§ PROBLEM:
State how many lines in the listing below include the word "苯甲酸及其钠盐". Give nothing but the number.

(Stored records)
-.-.-

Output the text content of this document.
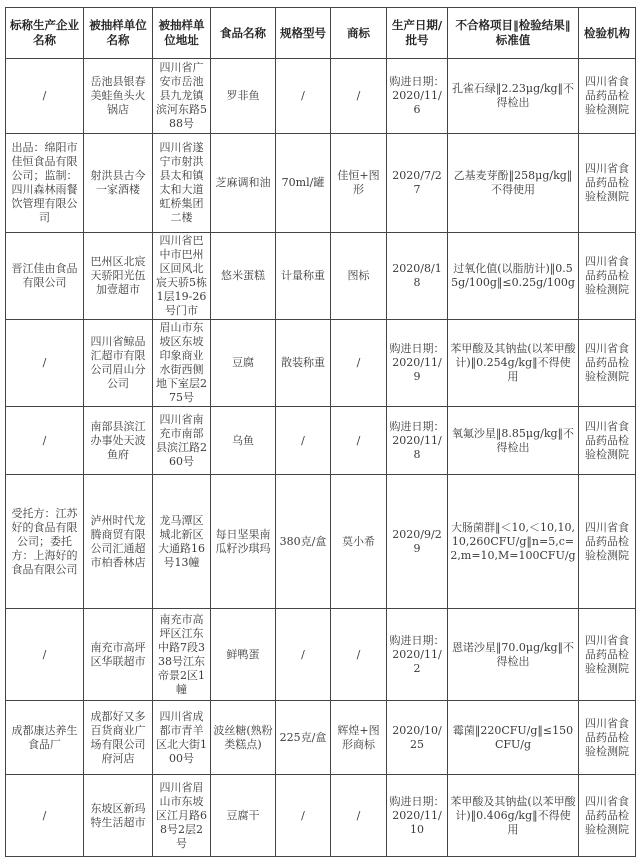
标称生产企业名称	被抽样单位名称	被抽样单位地址	食品名称	规格型号	商标	生产日期/批号	不合格项目‖检验结果‖标准值	检验机构
/	岳池县银春美蛙鱼头火锅店	四川省广安市岳池县九龙镇滨河东路588号	罗非鱼	/	/	购进日期：2020/11/6	孔雀石绿‖2.23μg/kg‖不得检出	四川省食品药品检验检测院
出品：绵阳市佳恒食品有限公司；监制：四川森林雨餐饮管理有限公司	射洪县古今一家酒楼	四川省遂宁市射洪县太和镇太和大道虹桥集团二楼	芝麻调和油	70ml/罐	佳恒+图形	2020/7/27	乙基麦芽酚‖258μg/kg‖不得使用	四川省食品药品检验检测院
晋江佳由食品有限公司	巴州区北宸天骄阳光伍加壹超市	四川省巴中市巴州区回风北宸天骄5栋1层19-26号门市	悠米蛋糕	计量称重	图标	2020/8/18	过氧化值(以脂肪计)‖0.55g/100g‖≤0.25g/100g	四川省食品药品检验检测院
/	四川省鲸品汇超市有限公司眉山分公司	眉山市东坡区东坡印象商业水街西侧地下室层275号	豆腐	散装称重	/	购进日期：2020/11/9	苯甲酸及其钠盐(以苯甲酸计)‖0.254g/kg‖不得使用	四川省食品药品检验检测院
/	南部县滨江办事处天波鱼府	四川省南充市南部县滨江路260号	乌鱼	/	/	购进日期：2020/11/8	氧氟沙星‖8.85μg/kg‖不得检出	四川省食品药品检验检测院
受托方：江苏好的食品有限公司；委托方：上海好的食品有限公司	泸州时代龙腾商贸有限公司汇通超市柏香林店	龙马潭区城北新区大通路16号13幢	每日坚果南瓜籽沙琪玛	380克/盒	莫小希	2020/9/29	大肠菌群‖＜10,＜10,10,10,260CFU/g‖n=5,c=2,m=10,M=100CFU/g	四川省食品药品检验检测院
/	南充市高坪区华联超市	南充市高坪区江东中路7段338号江东帝景2区1幢	鲜鸭蛋	/	/	购进日期：2020/11/2	恩诺沙星‖70.0μg/kg‖不得检出	四川省食品药品检验检测院
成都康达养生食品厂	成都好又多百货商业广场有限公司府河店	四川省成都市青羊区北大街100号	波丝糖(熟粉类糕点)	225克/盒	辉煌+图形商标	2020/10/25	霉菌‖220CFU/g‖≤150CFU/g	四川省食品药品检验检测院
/	东坡区新玛特生活超市	四川省眉山市东坡区江月路68号2层2号	豆腐干	/	/	购进日期：2020/11/10	苯甲酸及其钠盐(以苯甲酸计)‖0.406g/kg‖不得使用	四川省食品药品检验检测院
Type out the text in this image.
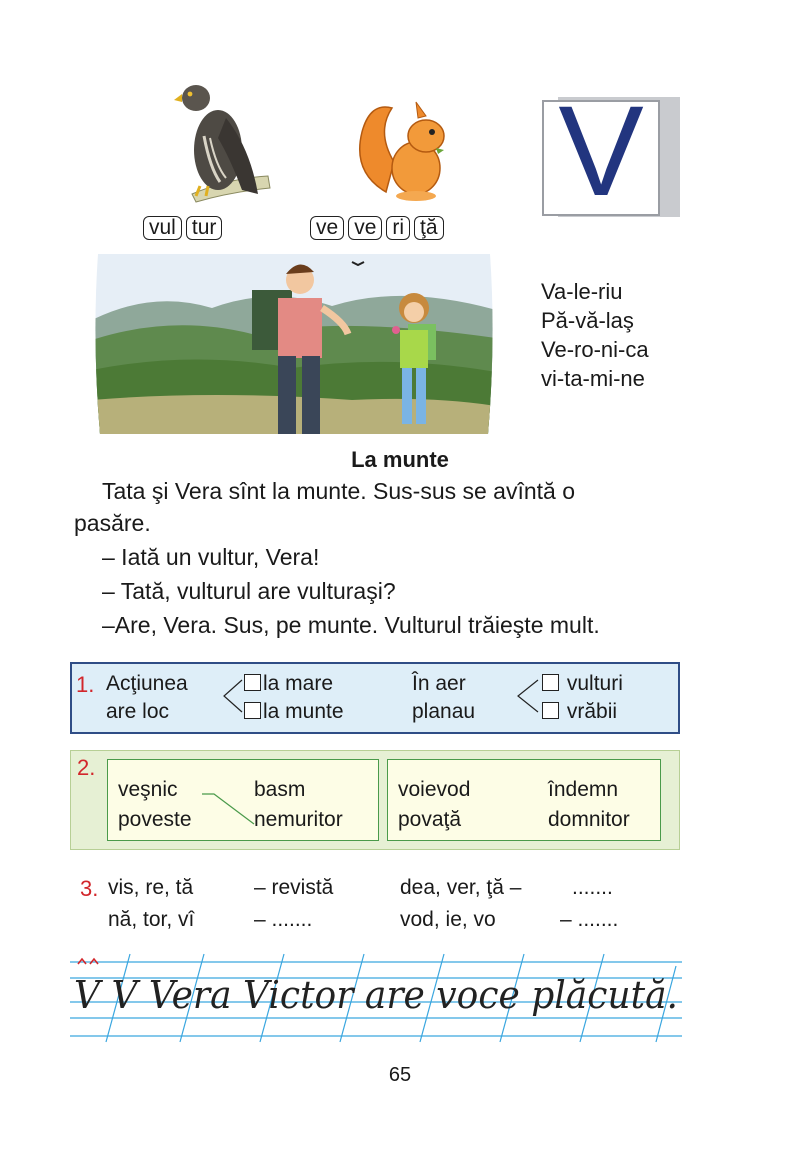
vul tur	ve ve ri ţă
V
Va-le-riu
Pă-vă-laş
Ve-ro-ni-ca
vi-ta-mi-ne
La munte
Tata şi Vera sînt la munte. Sus-sus se avîntă o
pasăre.
– Iată un vultur, Vera!
– Tată, vulturul are vulturaşi?
–Are, Vera. Sus, pe munte. Vulturul trăieşte mult.
1. Acţiunea
are loc
la mare
la munte
În aer
planau
vulturi
vrăbii
2.
veşnic	basm
poveste	nemuritor
voievod	îndemn
povaţă	domnitor
3. vis, re, tă	– revistă	dea, ver, ţă – .......
nă, tor, vî	– .......	vod, ie, vo	– .......
V V Vera Victor are voce plăcută.
65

-.-.-

§ FULL OUTPUT:
2